━━━━━ Records supplied ━━━━━
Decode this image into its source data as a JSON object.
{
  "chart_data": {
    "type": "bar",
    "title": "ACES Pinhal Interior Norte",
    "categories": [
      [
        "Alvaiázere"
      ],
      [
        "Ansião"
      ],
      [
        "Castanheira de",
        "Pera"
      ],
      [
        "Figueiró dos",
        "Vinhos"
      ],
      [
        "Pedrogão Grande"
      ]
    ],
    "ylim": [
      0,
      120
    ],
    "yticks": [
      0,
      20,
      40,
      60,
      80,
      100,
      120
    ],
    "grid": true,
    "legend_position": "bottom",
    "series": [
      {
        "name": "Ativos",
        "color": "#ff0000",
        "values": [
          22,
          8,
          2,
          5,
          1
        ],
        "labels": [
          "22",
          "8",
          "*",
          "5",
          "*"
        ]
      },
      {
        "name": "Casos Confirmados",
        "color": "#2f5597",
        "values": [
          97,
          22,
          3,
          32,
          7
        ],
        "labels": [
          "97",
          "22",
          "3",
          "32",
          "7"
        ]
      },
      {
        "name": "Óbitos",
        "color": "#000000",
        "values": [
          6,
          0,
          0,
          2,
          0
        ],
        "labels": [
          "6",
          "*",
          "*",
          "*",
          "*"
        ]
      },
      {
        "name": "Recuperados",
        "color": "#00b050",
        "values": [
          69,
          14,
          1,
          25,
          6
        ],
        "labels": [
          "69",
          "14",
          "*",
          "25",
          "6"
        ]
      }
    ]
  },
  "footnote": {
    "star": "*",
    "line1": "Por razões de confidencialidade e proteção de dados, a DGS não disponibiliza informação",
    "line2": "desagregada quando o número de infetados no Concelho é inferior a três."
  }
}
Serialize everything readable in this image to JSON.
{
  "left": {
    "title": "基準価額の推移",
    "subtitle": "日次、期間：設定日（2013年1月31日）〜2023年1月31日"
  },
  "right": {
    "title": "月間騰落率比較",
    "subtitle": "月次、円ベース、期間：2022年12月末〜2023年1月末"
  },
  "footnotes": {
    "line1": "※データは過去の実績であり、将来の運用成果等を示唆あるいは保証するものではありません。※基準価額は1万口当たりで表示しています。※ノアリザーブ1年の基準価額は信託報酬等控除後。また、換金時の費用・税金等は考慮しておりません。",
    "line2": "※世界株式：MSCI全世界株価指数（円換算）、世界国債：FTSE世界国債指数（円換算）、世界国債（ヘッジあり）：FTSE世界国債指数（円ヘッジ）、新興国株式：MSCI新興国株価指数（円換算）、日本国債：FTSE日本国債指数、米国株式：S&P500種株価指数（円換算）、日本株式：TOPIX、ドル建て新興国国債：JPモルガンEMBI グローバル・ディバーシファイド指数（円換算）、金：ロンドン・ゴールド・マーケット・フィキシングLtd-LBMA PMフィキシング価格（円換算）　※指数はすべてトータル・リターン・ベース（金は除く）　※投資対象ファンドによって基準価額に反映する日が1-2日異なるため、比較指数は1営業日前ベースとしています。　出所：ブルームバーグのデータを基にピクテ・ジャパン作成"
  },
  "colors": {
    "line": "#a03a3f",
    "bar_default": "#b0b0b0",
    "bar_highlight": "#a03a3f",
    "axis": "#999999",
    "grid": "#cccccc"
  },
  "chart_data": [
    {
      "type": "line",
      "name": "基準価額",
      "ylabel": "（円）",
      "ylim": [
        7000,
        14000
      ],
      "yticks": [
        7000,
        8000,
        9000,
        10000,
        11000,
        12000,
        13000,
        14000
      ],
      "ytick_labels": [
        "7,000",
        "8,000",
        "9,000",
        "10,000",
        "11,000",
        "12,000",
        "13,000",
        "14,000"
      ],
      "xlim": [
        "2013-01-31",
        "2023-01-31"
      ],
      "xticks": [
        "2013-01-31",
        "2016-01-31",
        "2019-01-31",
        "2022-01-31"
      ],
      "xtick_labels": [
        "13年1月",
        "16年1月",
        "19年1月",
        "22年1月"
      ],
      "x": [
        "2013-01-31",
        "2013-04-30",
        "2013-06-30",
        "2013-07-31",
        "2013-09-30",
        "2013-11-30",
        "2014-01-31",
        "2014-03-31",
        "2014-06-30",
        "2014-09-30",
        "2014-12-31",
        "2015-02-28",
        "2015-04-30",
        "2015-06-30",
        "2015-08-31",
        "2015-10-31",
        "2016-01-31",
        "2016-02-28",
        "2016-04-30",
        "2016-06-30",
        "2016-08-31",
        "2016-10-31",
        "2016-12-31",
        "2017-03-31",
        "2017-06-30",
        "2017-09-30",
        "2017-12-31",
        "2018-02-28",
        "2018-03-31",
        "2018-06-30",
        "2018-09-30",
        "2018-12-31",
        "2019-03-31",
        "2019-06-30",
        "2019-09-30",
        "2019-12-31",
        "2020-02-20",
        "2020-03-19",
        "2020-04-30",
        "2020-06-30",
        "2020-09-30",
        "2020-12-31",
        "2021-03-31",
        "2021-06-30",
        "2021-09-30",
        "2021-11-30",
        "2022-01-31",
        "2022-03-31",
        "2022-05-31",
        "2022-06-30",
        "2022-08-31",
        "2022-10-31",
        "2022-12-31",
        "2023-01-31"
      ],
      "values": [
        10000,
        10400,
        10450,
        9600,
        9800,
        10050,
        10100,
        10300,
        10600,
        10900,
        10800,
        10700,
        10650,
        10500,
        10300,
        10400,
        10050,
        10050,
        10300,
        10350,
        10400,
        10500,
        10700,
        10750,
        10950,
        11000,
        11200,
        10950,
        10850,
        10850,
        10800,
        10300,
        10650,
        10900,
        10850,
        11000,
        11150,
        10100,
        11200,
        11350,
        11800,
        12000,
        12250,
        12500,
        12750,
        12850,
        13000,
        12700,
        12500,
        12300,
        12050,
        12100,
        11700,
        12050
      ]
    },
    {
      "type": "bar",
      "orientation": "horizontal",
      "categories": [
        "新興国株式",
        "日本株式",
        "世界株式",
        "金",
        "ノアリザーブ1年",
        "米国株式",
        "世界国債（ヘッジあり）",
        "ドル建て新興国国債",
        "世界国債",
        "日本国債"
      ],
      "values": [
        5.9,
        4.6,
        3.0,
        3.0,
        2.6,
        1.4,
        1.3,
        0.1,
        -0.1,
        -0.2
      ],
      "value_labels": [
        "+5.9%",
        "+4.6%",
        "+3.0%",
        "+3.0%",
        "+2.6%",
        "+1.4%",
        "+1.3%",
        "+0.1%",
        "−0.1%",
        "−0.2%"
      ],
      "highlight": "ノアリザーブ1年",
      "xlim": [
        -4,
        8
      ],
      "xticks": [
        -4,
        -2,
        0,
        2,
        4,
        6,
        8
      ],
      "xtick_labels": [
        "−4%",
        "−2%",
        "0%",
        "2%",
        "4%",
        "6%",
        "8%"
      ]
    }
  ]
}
━━━━━
What is expected - Repeat all of the records above exactly as they appear.

Full response -
Decode this image into its source data as a JSON object.
{
  "chart_data": {
    "type": "bar",
    "title": "ACES Pinhal Interior Norte",
    "categories": [
      [
        "Alvaiázere"
      ],
      [
        "Ansião"
      ],
      [
        "Castanheira de",
        "Pera"
      ],
      [
        "Figueiró dos",
        "Vinhos"
      ],
      [
        "Pedrogão Grande"
      ]
    ],
    "ylim": [
      0,
      120
    ],
    "yticks": [
      0,
      20,
      40,
      60,
      80,
      100,
      120
    ],
    "grid": true,
    "legend_position": "bottom",
    "series": [
      {
        "name": "Ativos",
        "color": "#ff0000",
        "values": [
          22,
          8,
          2,
          5,
          1
        ],
        "labels": [
          "22",
          "8",
          "*",
          "5",
          "*"
        ]
      },
      {
        "name": "Casos Confirmados",
        "color": "#2f5597",
        "values": [
          97,
          22,
          3,
          32,
          7
        ],
        "labels": [
          "97",
          "22",
          "3",
          "32",
          "7"
        ]
      },
      {
        "name": "Óbitos",
        "color": "#000000",
        "values": [
          6,
          0,
          0,
          2,
          0
        ],
        "labels": [
          "6",
          "*",
          "*",
          "*",
          "*"
        ]
      },
      {
        "name": "Recuperados",
        "color": "#00b050",
        "values": [
          69,
          14,
          1,
          25,
          6
        ],
        "labels": [
          "69",
          "14",
          "*",
          "25",
          "6"
        ]
      }
    ]
  },
  "footnote": {
    "star": "*",
    "line1": "Por razões de confidencialidade e proteção de dados, a DGS não disponibiliza informação",
    "line2": "desagregada quando o número de infetados no Concelho é inferior a três."
  }
}
Serialize everything readable in this image to JSON.
{
  "left": {
    "title": "基準価額の推移",
    "subtitle": "日次、期間：設定日（2013年1月31日）〜2023年1月31日"
  },
  "right": {
    "title": "月間騰落率比較",
    "subtitle": "月次、円ベース、期間：2022年12月末〜2023年1月末"
  },
  "footnotes": {
    "line1": "※データは過去の実績であり、将来の運用成果等を示唆あるいは保証するものではありません。※基準価額は1万口当たりで表示しています。※ノアリザーブ1年の基準価額は信託報酬等控除後。また、換金時の費用・税金等は考慮しておりません。",
    "line2": "※世界株式：MSCI全世界株価指数（円換算）、世界国債：FTSE世界国債指数（円換算）、世界国債（ヘッジあり）：FTSE世界国債指数（円ヘッジ）、新興国株式：MSCI新興国株価指数（円換算）、日本国債：FTSE日本国債指数、米国株式：S&P500種株価指数（円換算）、日本株式：TOPIX、ドル建て新興国国債：JPモルガンEMBI グローバル・ディバーシファイド指数（円換算）、金：ロンドン・ゴールド・マーケット・フィキシングLtd-LBMA PMフィキシング価格（円換算）　※指数はすべてトータル・リターン・ベース（金は除く）　※投資対象ファンドによって基準価額に反映する日が1-2日異なるため、比較指数は1営業日前ベースとしています。　出所：ブルームバーグのデータを基にピクテ・ジャパン作成"
  },
  "colors": {
    "line": "#a03a3f",
    "bar_default": "#b0b0b0",
    "bar_highlight": "#a03a3f",
    "axis": "#999999",
    "grid": "#cccccc"
  },
  "chart_data": [
    {
      "type": "line",
      "name": "基準価額",
      "ylabel": "（円）",
      "ylim": [
        7000,
        14000
      ],
      "yticks": [
        7000,
        8000,
        9000,
        10000,
        11000,
        12000,
        13000,
        14000
      ],
      "ytick_labels": [
        "7,000",
        "8,000",
        "9,000",
        "10,000",
        "11,000",
        "12,000",
        "13,000",
        "14,000"
      ],
      "xlim": [
        "2013-01-31",
        "2023-01-31"
      ],
      "xticks": [
        "2013-01-31",
        "2016-01-31",
        "2019-01-31",
        "2022-01-31"
      ],
      "xtick_labels": [
        "13年1月",
        "16年1月",
        "19年1月",
        "22年1月"
      ],
      "x": [
        "2013-01-31",
        "2013-04-30",
        "2013-06-30",
        "2013-07-31",
        "2013-09-30",
        "2013-11-30",
        "2014-01-31",
        "2014-03-31",
        "2014-06-30",
        "2014-09-30",
        "2014-12-31",
        "2015-02-28",
        "2015-04-30",
        "2015-06-30",
        "2015-08-31",
        "2015-10-31",
        "2016-01-31",
        "2016-02-28",
        "2016-04-30",
        "2016-06-30",
        "2016-08-31",
        "2016-10-31",
        "2016-12-31",
        "2017-03-31",
        "2017-06-30",
        "2017-09-30",
        "2017-12-31",
        "2018-02-28",
        "2018-03-31",
        "2018-06-30",
        "2018-09-30",
        "2018-12-31",
        "2019-03-31",
        "2019-06-30",
        "2019-09-30",
        "2019-12-31",
        "2020-02-20",
        "2020-03-19",
        "2020-04-30",
        "2020-06-30",
        "2020-09-30",
        "2020-12-31",
        "2021-03-31",
        "2021-06-30",
        "2021-09-30",
        "2021-11-30",
        "2022-01-31",
        "2022-03-31",
        "2022-05-31",
        "2022-06-30",
        "2022-08-31",
        "2022-10-31",
        "2022-12-31",
        "2023-01-31"
      ],
      "values": [
        10000,
        10400,
        10450,
        9600,
        9800,
        10050,
        10100,
        10300,
        10600,
        10900,
        10800,
        10700,
        10650,
        10500,
        10300,
        10400,
        10050,
        10050,
        10300,
        10350,
        10400,
        10500,
        10700,
        10750,
        10950,
        11000,
        11200,
        10950,
        10850,
        10850,
        10800,
        10300,
        10650,
        10900,
        10850,
        11000,
        11150,
        10100,
        11200,
        11350,
        11800,
        12000,
        12250,
        12500,
        12750,
        12850,
        13000,
        12700,
        12500,
        12300,
        12050,
        12100,
        11700,
        12050
      ]
    },
    {
      "type": "bar",
      "orientation": "horizontal",
      "categories": [
        "新興国株式",
        "日本株式",
        "世界株式",
        "金",
        "ノアリザーブ1年",
        "米国株式",
        "世界国債（ヘッジあり）",
        "ドル建て新興国国債",
        "世界国債",
        "日本国債"
      ],
      "values": [
        5.9,
        4.6,
        3.0,
        3.0,
        2.6,
        1.4,
        1.3,
        0.1,
        -0.1,
        -0.2
      ],
      "value_labels": [
        "+5.9%",
        "+4.6%",
        "+3.0%",
        "+3.0%",
        "+2.6%",
        "+1.4%",
        "+1.3%",
        "+0.1%",
        "−0.1%",
        "−0.2%"
      ],
      "highlight": "ノアリザーブ1年",
      "xlim": [
        -4,
        8
      ],
      "xticks": [
        -4,
        -2,
        0,
        2,
        4,
        6,
        8
      ],
      "xtick_labels": [
        "−4%",
        "−2%",
        "0%",
        "2%",
        "4%",
        "6%",
        "8%"
      ]
    }
  ]
}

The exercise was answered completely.